Listed entries —
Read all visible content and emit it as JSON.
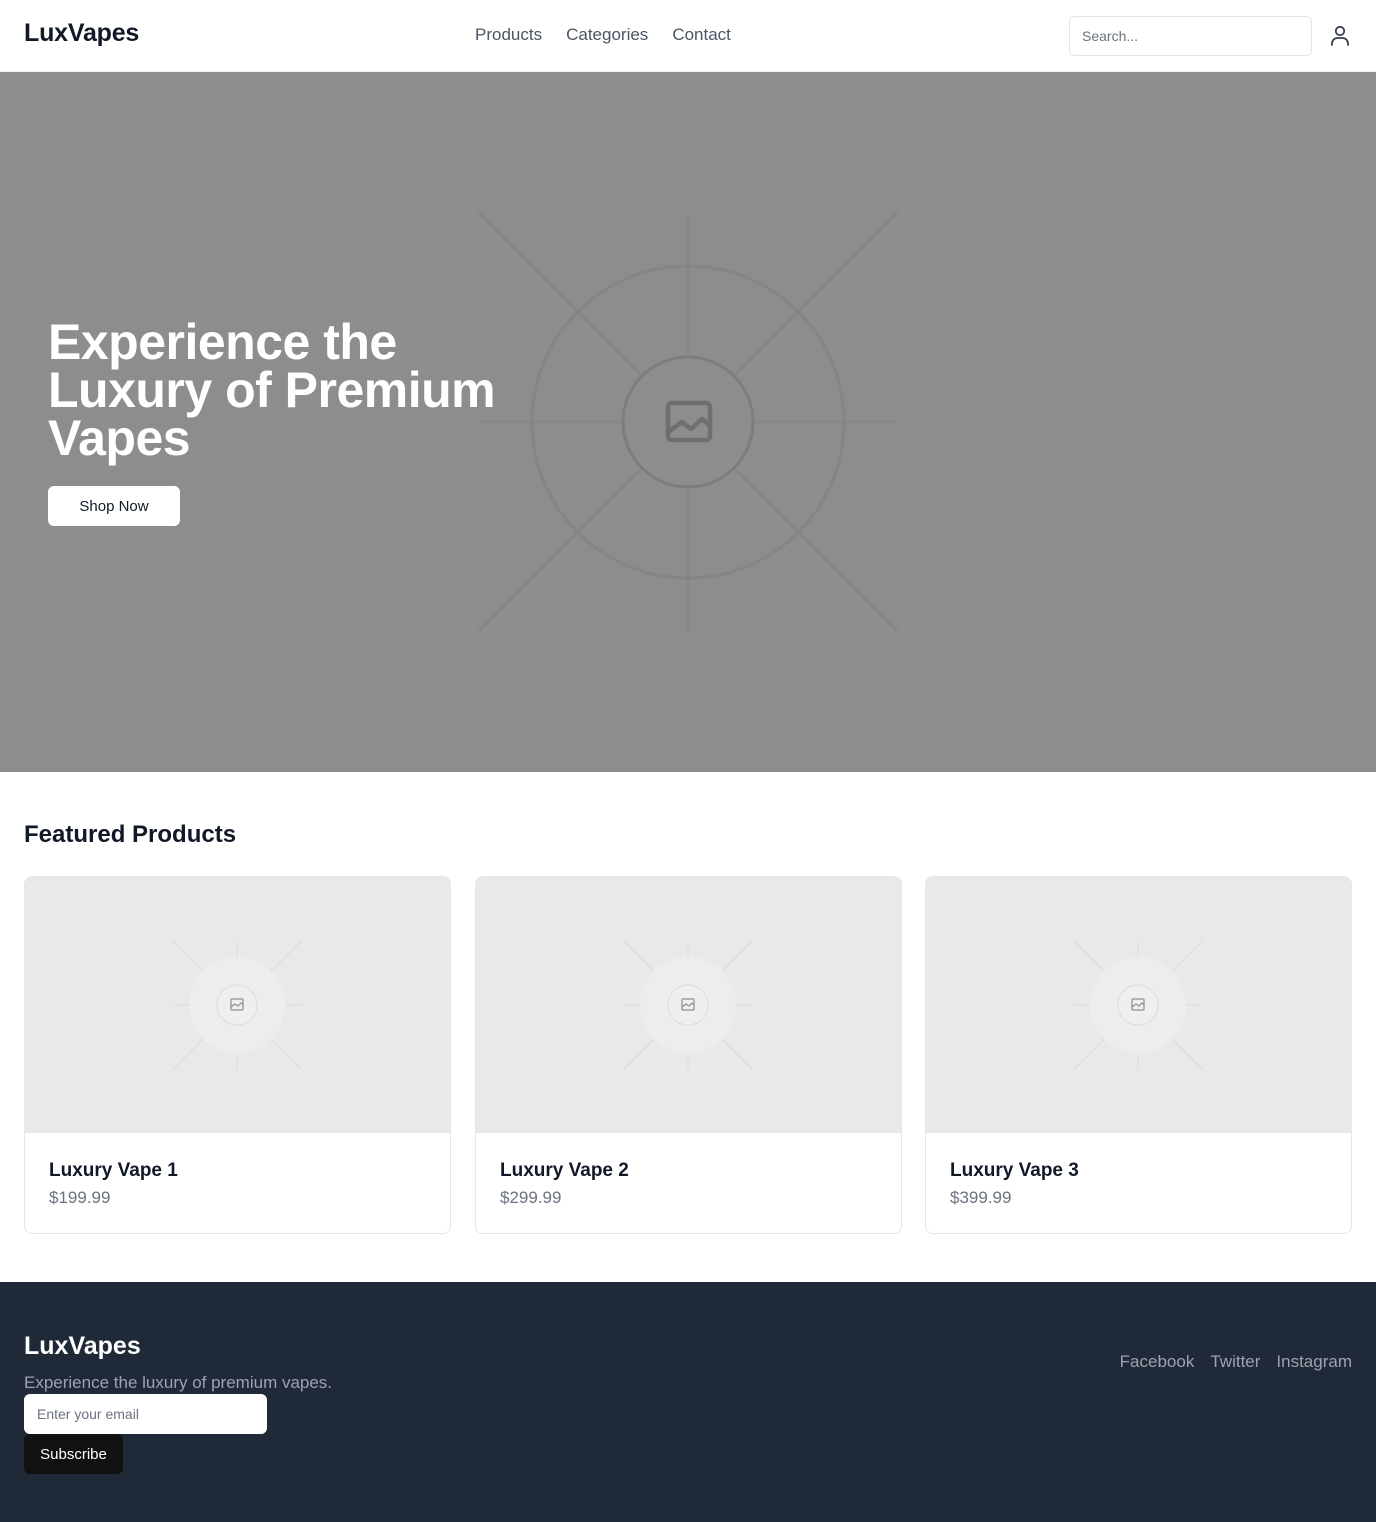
{
  "header": {
    "logo": "LuxVapes",
    "nav": [
      "Products",
      "Categories",
      "Contact"
    ],
    "search_placeholder": "Search...",
    "user_icon": "user-icon"
  },
  "hero": {
    "title": "Experience the Luxury of Premium Vapes",
    "button": "Shop Now",
    "image_icon": "image-placeholder-icon"
  },
  "featured": {
    "title": "Featured Products",
    "products": [
      {
        "name": "Luxury Vape 1",
        "price": "$199.99"
      },
      {
        "name": "Luxury Vape 2",
        "price": "$299.99"
      },
      {
        "name": "Luxury Vape 3",
        "price": "$399.99"
      }
    ]
  },
  "footer": {
    "logo": "LuxVapes",
    "tagline": "Experience the luxury of premium vapes.",
    "email_placeholder": "Enter your email",
    "subscribe": "Subscribe",
    "social": [
      "Facebook",
      "Twitter",
      "Instagram"
    ]
  },
  "colors": {
    "hero_bg": "#8d8d8d",
    "footer_bg": "#1f2937",
    "placeholder_bg": "#e9e9e9"
  }
}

Task goal — All of the data above should be transcribed verbatim, with pictures omitted.

The response —
Read all visible content and emit it as JSON.
{
  "header": {
    "logo": "LuxVapes",
    "nav": [
      "Products",
      "Categories",
      "Contact"
    ],
    "search_placeholder": "Search...",
    "user_icon": "user-icon"
  },
  "hero": {
    "title": "Experience the Luxury of Premium Vapes",
    "button": "Shop Now",
    "image_icon": "image-placeholder-icon"
  },
  "featured": {
    "title": "Featured Products",
    "products": [
      {
        "name": "Luxury Vape 1",
        "price": "$199.99"
      },
      {
        "name": "Luxury Vape 2",
        "price": "$299.99"
      },
      {
        "name": "Luxury Vape 3",
        "price": "$399.99"
      }
    ]
  },
  "footer": {
    "logo": "LuxVapes",
    "tagline": "Experience the luxury of premium vapes.",
    "email_placeholder": "Enter your email",
    "subscribe": "Subscribe",
    "social": [
      "Facebook",
      "Twitter",
      "Instagram"
    ]
  },
  "colors": {
    "hero_bg": "#8d8d8d",
    "footer_bg": "#1f2937",
    "placeholder_bg": "#e9e9e9"
  }
}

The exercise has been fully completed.